Recorded data
^^^^

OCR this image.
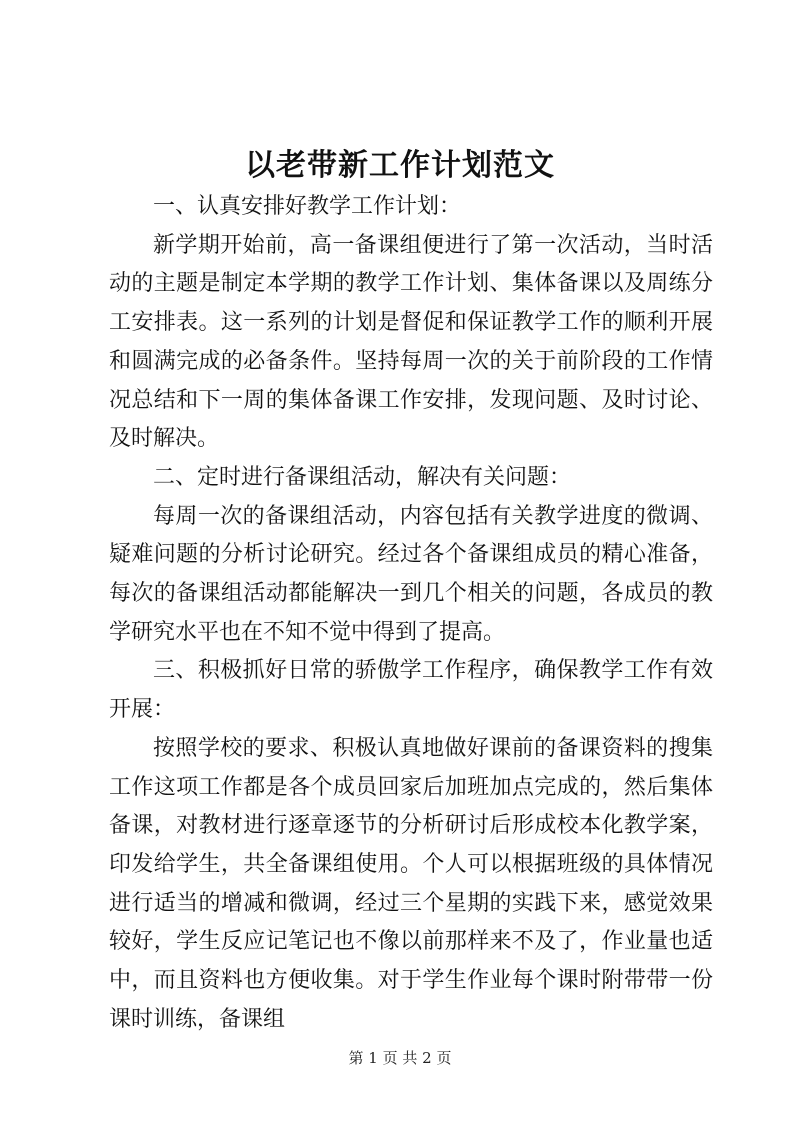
以老带新工作计划范文

一、认真安排好教学工作计划：

新学期开始前，高一备课组便进行了第一次活动，当时活动的主题是制定本学期的教学工作计划、集体备课以及周练分工安排表。这一系列的计划是督促和保证教学工作的顺利开展和圆满完成的必备条件。坚持每周一次的关于前阶段的工作情况总结和下一周的集体备课工作安排，发现问题、及时讨论、及时解决。

二、定时进行备课组活动，解决有关问题：

每周一次的备课组活动，内容包括有关教学进度的微调、疑难问题的分析讨论研究。经过各个备课组成员的精心准备，每次的备课组活动都能解决一到几个相关的问题，各成员的教学研究水平也在不知不觉中得到了提高。

三、积极抓好日常的骄傲学工作程序，确保教学工作有效开展：

按照学校的要求、积极认真地做好课前的备课资料的搜集工作这项工作都是各个成员回家后加班加点完成的，然后集体备课，对教材进行逐章逐节的分析研讨后形成校本化教学案，印发给学生，共全备课组使用。个人可以根据班级的具体情况进行适当的增减和微调，经过三个星期的实践下来，感觉效果较好，学生反应记笔记也不像以前那样来不及了，作业量也适中，而且资料也方便收集。对于学生作业每个课时附带带一份课时训练，备课组

第 1 页 共 2 页
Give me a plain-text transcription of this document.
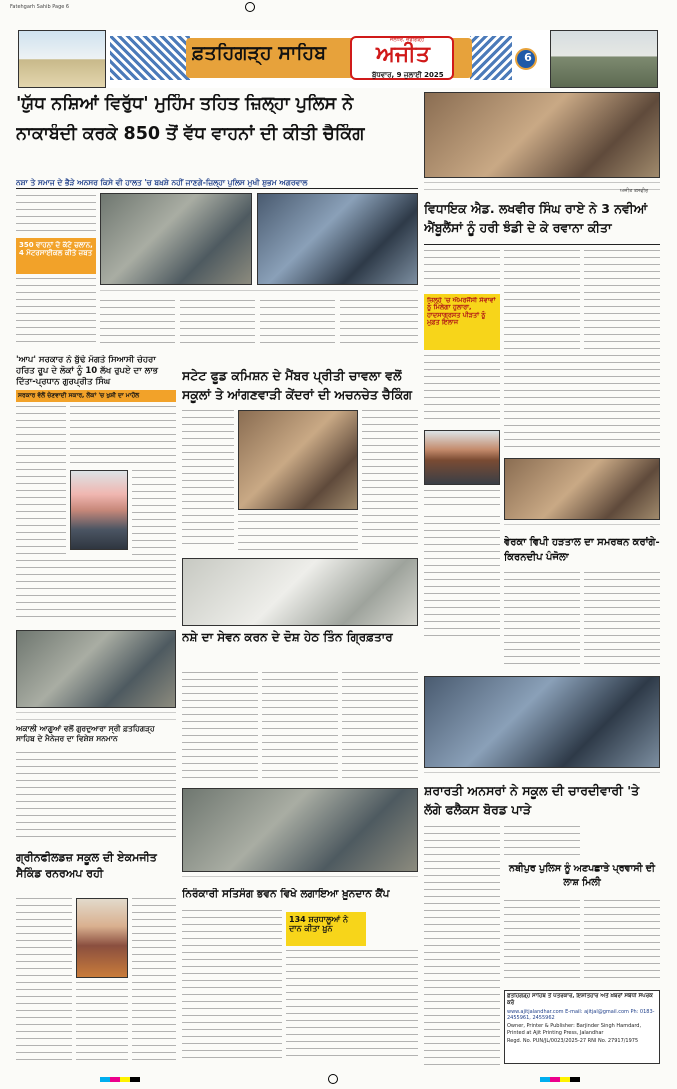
Fatehgarh Sahib Page 6
ਫ਼ਤਹਿਗੜ੍ਹ ਸਾਹਿਬ
ਜਲੰਧਰ, ਚੰਡੀਗੜ੍ਹ
ਅਜੀਤ
ਬੁੱਧਵਾਰ, 9 ਜੁਲਾਈ 2025
6
'ਯੁੱਧ ਨਸ਼ਿਆਂ ਵਿਰੁੱਧ' ਮੁਹਿੰਮ ਤਹਿਤ ਜ਼ਿਲ੍ਹਾ ਪੁਲਿਸ ਨੇ
ਨਾਕਾਬੰਦੀ ਕਰਕੇ 850 ਤੋਂ ਵੱਧ ਵਾਹਨਾਂ ਦੀ ਕੀਤੀ ਚੈਕਿੰਗ
ਨਸ਼ਾ ਤੇ ਸਮਾਜ ਦੇ ਭੈੜੇ ਅਨਸਰ ਕਿਸੇ ਵੀ ਹਾਲਤ 'ਚ ਬਖ਼ਸ਼ੇ ਨਹੀਂ ਜਾਣਗੇ-ਜ਼ਿਲ੍ਹਾ ਪੁਲਿਸ ਮੁਖੀ ਸ਼ੁਭਮ ਅਗਰਵਾਲ
350 ਵਾਹਨਾਂ ਦੇ ਕੱਟੇ ਚਲਾਨ, 4 ਮੋਟਰਸਾਈਕਲ ਕੀਤੇ ਜ਼ਬਤ
ਅਜੀਤ ਤਸਵੀਰ
ਵਿਧਾਇਕ ਐਡ. ਲਖਵੀਰ ਸਿੰਘ ਰਾਏ ਨੇ 3 ਨਵੀਆਂ ਐਂਬੂਲੈਂਸਾਂ ਨੂੰ ਹਰੀ ਝੰਡੀ ਦੇ ਕੇ ਰਵਾਨਾ ਕੀਤਾ
ਜ਼ਿਲ੍ਹੇ 'ਚ ਐਮਰਜੈਂਸੀ ਸੇਵਾਵਾਂ ਨੂੰ ਮਿਲੇਗਾ ਹੁਲਾਰਾ, ਹਾਦਸਾਗ੍ਰਸਤ ਪੀੜਤਾਂ ਨੂੰ ਮੁਫ਼ਤ ਇਲਾਜ
'ਆਪ' ਸਰਕਾਰ ਨੇ ਬੁੱਢੇ ਮੰਗਤੇ ਸਿਆਸੀ ਚੇਹਰਾ ਹਰਿਤ ਰੂਪ ਦੇ ਲੋਕਾਂ ਨੂੰ 10 ਲੱਖ ਰੁਪਏ ਦਾ ਲਾਭ ਦਿੱਤਾ-ਪ੍ਰਧਾਨ ਗੁਰਪ੍ਰੀਤ ਸਿੰਘ
ਸਰਕਾਰ ਵੱਲੋਂ ਚੋਣਵਾਦੀ ਸਕਾਰ, ਲੋਕਾਂ 'ਚ ਖੁਸ਼ੀ ਦਾ ਮਾਹੌਲ
ਸਟੇਟ ਫੂਡ ਕਮਿਸ਼ਨ ਦੇ ਮੈਂਬਰ ਪ੍ਰੀਤੀ ਚਾਵਲਾ ਵਲੋਂ ਸਕੂਲਾਂ ਤੇ ਆਂਗਣਵਾੜੀ ਕੇਂਦਰਾਂ ਦੀ ਅਚਨਚੇਤ ਚੈਕਿੰਗ
ਵੇਰਕਾ ਵਿਪੀ ਹੜਤਾਲ ਦਾ ਸਮਰਥਨ ਕਰਾਂਗੇ-ਕਿਰਨਦੀਪ ਪੰਜੋਲਾ
ਨਸ਼ੇ ਦਾ ਸੇਵਨ ਕਰਨ ਦੇ ਦੋਸ਼ ਹੇਠ ਤਿੰਨ ਗ੍ਰਿਫ਼ਤਾਰ
ਅਕਾਲੀ ਆਗੂਆਂ ਵਲੋਂ ਗੁਰਦੁਆਰਾ ਸ੍ਰੀ ਫ਼ਤਹਿਗੜ੍ਹ ਸਾਹਿਬ ਦੇ ਮੈਨੇਜਰ ਦਾ ਵਿਸ਼ੇਸ਼ ਸਨਮਾਨ
ਸ਼ਰਾਰਤੀ ਅਨਸਰਾਂ ਨੇ ਸਕੂਲ ਦੀ ਚਾਰਦੀਵਾਰੀ 'ਤੇ ਲੱਗੇ ਫਲੈਕਸ ਬੋਰਡ ਪਾੜੇ
ਨਿਰੰਕਾਰੀ ਸਤਿਸੰਗ ਭਵਨ ਵਿਖੇ ਲਗਾਇਆ ਖ਼ੂਨਦਾਨ ਕੈਂਪ
134 ਸ਼ਰਧਾਲੂਆਂ ਨੇ ਦਾਨ ਕੀਤਾ ਖ਼ੂਨ
ਗ੍ਰੀਨਫੀਲਡਜ਼ ਸਕੂਲ ਦੀ ਏਕਮਜੀਤ ਸੈਕਿੰਡ ਰਨਰਅਪ ਰਹੀ	ਨਬੀਪੁਰ ਪੁਲਿਸ ਨੂੰ ਅਣਪਛਾਤੇ ਪ੍ਰਵਾਸੀ ਦੀ ਲਾਸ਼ ਮਿਲੀ
ਫ਼ਤਹਿਗੜ੍ਹ ਸਾਹਿਬ ਤੋਂ ਪੱਤਰਕਾਰ, ਇਸ਼ਤਿਹਾਰ ਅਤੇ ਖ਼ਬਰਾਂ ਸਬੰਧੀ ਸੰਪਰਕ ਕਰੋ
www.ajitjalandhar.com E-mail: ajitjal@gmail.com Ph: 0183-2455961, 2455962
Owner, Printer & Publisher: Barjinder Singh Hamdard, Printed at Ajit Printing Press, Jalandhar
Regd. No. PUN/JL/0023/2025-27 RNI No. 27917/1975
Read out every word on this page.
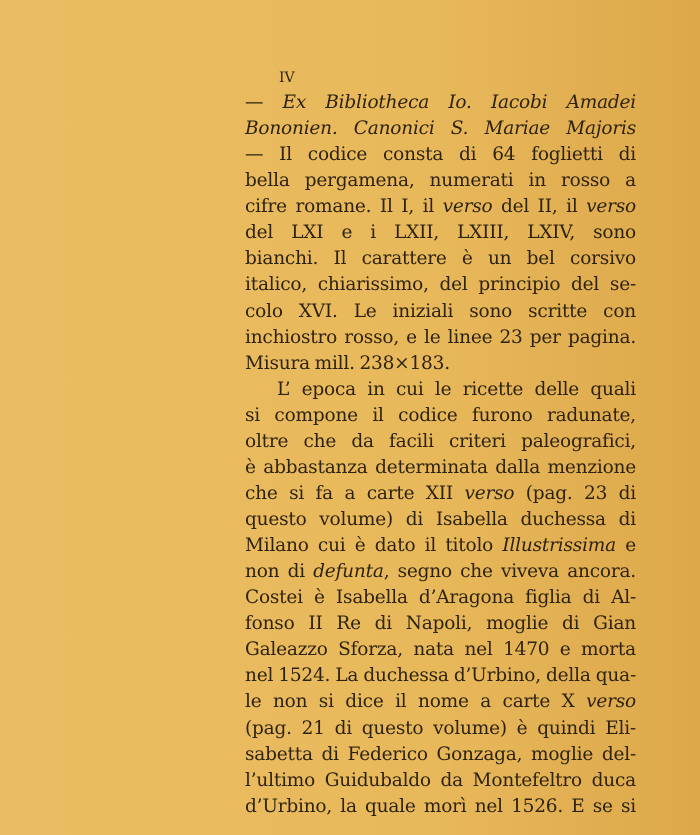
IV
— Ex Bibliotheca Io. Iacobi Amadei
Bononien. Canonici S. Mariae Majoris
— Il codice consta di 64 foglietti di
bella pergamena, numerati in rosso a
cifre romane. Il I, il verso del II, il verso
del LXI e i LXII, LXIII, LXIV, sono
bianchi. Il carattere è un bel corsivo
italico, chiarissimo, del principio del se-
colo XVI. Le iniziali sono scritte con
inchiostro rosso, e le linee 23 per pagina.
Misura mill. 238×183.
L’ epoca in cui le ricette delle quali
si compone il codice furono radunate,
oltre che da facili criteri paleografici,
è abbastanza determinata dalla menzione
che si fa a carte XII verso (pag. 23 di
questo volume) di Isabella duchessa di
Milano cui è dato il titolo Illustrissima e
non di defunta, segno che viveva ancora.
Costei è Isabella d’Aragona figlia di Al-
fonso II Re di Napoli, moglie di Gian
Galeazzo Sforza, nata nel 1470 e morta
nel 1524. La duchessa d’Urbino, della qua-
le non si dice il nome a carte X verso
(pag. 21 di questo volume) è quindi Eli-
sabetta di Federico Gonzaga, moglie del-
l’ultimo Guidubaldo da Montefeltro duca
d’Urbino, la quale morì nel 1526. E se si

^^^^

Goal of the exercise: Extract every line that has the string "carte" in it.

Solved problem:
che si fa a carte XII verso (pag. 23 di
le non si dice il nome a carte X verso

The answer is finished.